== Work instructions ==
Within this material, how many lines have the string "Traveler" in them? The answer is a number, with nothing added.

== Entries shown ==
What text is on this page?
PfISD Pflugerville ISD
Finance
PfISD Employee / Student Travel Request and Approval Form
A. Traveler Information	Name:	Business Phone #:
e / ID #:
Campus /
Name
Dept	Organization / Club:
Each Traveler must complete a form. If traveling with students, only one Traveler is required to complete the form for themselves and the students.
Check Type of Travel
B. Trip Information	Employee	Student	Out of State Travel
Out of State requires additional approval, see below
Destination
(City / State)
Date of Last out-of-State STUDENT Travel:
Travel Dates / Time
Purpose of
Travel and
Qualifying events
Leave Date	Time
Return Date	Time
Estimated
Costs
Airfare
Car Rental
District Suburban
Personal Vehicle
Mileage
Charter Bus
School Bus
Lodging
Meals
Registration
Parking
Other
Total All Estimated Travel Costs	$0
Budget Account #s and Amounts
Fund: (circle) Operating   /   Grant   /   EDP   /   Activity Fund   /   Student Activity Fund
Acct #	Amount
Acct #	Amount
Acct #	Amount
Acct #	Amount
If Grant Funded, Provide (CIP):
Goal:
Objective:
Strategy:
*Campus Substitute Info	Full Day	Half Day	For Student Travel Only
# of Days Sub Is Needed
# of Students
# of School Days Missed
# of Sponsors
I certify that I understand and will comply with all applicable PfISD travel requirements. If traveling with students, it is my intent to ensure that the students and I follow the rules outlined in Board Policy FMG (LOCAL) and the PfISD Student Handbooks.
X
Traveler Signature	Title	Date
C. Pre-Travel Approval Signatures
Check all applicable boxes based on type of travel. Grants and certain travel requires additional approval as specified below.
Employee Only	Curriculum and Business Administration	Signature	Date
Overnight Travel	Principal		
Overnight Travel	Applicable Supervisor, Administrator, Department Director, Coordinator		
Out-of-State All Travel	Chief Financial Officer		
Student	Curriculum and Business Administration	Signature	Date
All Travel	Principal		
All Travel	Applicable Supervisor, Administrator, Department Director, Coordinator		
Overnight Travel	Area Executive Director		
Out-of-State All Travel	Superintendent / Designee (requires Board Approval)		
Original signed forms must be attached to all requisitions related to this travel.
==
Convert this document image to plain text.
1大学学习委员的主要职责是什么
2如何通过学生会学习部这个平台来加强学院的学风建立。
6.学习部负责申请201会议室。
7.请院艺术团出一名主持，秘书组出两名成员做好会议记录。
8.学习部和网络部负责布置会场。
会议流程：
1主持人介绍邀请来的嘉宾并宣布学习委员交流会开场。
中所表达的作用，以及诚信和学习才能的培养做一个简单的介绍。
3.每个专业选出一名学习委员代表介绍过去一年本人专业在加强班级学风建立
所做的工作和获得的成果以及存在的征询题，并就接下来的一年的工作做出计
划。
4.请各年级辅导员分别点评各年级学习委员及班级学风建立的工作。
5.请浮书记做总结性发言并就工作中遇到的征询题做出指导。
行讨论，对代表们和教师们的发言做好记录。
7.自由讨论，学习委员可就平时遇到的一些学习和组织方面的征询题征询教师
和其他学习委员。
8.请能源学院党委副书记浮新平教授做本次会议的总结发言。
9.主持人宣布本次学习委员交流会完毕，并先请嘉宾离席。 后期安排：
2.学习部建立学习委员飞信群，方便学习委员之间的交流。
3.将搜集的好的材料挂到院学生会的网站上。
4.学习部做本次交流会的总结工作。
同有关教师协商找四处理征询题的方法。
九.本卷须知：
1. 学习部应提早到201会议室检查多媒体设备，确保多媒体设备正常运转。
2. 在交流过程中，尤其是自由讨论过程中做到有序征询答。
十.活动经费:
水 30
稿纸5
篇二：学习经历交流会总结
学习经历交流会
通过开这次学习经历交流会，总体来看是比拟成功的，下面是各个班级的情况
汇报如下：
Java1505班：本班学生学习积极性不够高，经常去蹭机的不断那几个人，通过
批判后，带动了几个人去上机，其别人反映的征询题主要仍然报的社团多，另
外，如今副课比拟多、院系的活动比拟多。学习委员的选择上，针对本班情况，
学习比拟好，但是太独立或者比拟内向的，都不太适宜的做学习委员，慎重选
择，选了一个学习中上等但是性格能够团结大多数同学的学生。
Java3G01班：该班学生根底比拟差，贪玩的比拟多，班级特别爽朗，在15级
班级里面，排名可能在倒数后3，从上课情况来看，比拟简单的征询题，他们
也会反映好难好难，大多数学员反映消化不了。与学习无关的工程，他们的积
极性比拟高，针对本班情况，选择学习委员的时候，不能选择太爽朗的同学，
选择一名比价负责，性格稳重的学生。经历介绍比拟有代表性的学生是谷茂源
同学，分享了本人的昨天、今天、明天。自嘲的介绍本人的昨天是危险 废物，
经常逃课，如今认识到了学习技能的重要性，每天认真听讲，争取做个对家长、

== Output for this exercise ==
3